▶ INFORMATION SUPPLIED:
****
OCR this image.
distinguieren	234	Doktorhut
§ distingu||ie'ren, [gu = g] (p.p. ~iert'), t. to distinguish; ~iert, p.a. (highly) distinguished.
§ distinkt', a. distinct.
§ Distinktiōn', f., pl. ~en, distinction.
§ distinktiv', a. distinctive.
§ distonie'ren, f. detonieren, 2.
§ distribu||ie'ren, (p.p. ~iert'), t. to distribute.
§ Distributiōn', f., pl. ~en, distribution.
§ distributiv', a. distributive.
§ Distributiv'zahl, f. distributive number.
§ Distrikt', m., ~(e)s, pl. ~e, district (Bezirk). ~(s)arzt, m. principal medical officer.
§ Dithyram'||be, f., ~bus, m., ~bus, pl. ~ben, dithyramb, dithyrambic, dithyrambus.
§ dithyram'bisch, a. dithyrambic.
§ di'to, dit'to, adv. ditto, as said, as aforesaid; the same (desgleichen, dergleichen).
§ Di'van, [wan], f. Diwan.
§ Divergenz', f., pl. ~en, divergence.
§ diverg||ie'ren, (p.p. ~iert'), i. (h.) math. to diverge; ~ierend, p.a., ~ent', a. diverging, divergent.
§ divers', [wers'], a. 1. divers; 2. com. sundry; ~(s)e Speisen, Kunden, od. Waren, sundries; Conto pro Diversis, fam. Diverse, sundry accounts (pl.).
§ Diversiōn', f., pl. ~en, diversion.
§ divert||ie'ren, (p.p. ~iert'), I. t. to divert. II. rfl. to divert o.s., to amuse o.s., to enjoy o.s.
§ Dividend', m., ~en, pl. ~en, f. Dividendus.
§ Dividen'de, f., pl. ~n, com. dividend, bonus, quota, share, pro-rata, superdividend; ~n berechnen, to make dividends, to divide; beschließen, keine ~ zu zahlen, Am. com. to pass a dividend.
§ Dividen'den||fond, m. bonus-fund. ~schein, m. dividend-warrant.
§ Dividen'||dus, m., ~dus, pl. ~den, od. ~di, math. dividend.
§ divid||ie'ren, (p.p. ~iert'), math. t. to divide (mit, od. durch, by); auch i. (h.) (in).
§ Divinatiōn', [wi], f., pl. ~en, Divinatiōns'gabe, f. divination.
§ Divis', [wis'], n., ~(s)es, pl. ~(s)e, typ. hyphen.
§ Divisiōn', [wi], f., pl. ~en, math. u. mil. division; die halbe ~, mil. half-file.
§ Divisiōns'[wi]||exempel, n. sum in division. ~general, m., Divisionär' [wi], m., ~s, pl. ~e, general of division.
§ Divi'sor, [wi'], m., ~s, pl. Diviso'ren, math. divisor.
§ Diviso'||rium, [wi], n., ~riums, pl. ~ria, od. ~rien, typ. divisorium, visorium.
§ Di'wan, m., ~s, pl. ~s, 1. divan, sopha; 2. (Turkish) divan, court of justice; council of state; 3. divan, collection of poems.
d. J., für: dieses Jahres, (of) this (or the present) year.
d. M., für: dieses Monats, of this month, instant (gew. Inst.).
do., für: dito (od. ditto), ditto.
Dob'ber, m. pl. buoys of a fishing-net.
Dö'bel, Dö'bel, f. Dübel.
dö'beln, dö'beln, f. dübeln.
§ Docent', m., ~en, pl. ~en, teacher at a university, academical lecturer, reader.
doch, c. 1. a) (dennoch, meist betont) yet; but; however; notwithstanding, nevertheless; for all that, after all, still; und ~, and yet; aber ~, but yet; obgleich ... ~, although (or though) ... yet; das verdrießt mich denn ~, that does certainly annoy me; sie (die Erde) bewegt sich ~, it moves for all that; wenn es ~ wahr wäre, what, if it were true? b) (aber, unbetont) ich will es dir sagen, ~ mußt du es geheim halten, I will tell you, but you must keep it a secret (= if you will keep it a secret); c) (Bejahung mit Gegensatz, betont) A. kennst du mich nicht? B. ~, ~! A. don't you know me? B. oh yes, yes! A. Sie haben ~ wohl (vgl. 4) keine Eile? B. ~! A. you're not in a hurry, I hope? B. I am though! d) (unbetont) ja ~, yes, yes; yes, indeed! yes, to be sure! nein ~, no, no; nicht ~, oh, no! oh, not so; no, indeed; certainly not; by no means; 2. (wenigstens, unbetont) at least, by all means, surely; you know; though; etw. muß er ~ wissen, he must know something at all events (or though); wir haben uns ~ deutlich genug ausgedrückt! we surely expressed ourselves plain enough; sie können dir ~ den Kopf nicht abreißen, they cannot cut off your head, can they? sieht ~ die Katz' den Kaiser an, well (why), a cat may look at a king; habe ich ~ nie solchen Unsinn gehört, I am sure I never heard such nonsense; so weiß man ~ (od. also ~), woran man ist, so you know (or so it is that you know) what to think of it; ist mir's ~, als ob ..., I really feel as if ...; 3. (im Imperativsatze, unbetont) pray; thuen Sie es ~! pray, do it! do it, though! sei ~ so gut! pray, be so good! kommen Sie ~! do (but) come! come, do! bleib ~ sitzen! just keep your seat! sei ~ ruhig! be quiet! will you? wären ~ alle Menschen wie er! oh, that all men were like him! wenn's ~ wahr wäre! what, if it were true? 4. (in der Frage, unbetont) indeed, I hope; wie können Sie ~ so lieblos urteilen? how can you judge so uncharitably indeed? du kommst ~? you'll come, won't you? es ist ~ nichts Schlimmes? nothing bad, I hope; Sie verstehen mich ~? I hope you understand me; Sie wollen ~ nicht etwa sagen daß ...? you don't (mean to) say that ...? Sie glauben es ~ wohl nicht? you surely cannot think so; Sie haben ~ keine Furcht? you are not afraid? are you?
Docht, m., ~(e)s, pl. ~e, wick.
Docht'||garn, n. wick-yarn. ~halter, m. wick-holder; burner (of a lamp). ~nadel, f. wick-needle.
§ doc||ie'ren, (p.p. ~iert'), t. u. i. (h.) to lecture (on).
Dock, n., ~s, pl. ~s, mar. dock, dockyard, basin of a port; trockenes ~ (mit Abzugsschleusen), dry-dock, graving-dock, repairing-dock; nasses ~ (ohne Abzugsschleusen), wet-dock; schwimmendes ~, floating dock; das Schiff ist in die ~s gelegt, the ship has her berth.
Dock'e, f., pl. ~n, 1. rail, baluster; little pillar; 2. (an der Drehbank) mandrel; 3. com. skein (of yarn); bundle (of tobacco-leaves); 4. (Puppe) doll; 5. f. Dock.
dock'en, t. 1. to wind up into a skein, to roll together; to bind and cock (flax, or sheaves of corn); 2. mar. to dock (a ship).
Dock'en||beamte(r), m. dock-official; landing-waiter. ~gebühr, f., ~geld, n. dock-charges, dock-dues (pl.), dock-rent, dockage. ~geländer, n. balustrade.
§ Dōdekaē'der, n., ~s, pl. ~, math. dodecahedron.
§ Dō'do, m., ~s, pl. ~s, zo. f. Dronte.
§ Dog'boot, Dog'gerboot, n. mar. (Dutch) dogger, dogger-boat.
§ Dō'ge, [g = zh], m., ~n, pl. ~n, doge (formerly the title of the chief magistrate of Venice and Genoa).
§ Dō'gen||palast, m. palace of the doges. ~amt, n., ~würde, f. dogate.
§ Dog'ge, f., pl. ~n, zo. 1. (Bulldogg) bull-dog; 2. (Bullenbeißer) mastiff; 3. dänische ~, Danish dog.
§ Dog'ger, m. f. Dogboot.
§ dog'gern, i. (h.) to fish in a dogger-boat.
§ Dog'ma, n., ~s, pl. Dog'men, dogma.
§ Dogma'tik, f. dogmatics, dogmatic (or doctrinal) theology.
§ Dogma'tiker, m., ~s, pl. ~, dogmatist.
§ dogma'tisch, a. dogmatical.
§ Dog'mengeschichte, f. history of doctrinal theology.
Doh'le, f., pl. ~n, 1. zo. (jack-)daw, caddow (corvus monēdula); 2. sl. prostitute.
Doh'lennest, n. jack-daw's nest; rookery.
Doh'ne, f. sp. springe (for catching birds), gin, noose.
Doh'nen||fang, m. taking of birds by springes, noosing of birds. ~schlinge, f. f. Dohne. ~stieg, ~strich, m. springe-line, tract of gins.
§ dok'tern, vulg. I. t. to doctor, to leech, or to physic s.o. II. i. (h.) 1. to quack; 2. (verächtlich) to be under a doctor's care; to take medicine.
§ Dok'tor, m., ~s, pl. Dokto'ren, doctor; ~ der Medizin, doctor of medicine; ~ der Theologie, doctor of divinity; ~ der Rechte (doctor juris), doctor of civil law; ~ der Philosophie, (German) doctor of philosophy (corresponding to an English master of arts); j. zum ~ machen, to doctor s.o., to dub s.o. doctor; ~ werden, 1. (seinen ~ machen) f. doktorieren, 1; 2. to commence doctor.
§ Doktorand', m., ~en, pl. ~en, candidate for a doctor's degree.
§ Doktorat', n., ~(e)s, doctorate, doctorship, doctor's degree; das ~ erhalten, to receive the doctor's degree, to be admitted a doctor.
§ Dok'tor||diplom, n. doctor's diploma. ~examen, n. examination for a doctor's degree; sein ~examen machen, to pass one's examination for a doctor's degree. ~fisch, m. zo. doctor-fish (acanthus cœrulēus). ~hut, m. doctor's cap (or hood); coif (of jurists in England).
****
▶ EXERCISE OBJECTIVE:
Take each line of the material that contains the word "birds" and list it.

▶ SOLUTION TO THIS TASK:
Doh'ne, f. sp. springe (for catching birds), gin, noose.
Doh'nen||fang, m. taking of birds by springes, noosing of birds. ~schlinge, f. f. Dohne. ~stieg, ~strich, m. springe-line, tract of gins.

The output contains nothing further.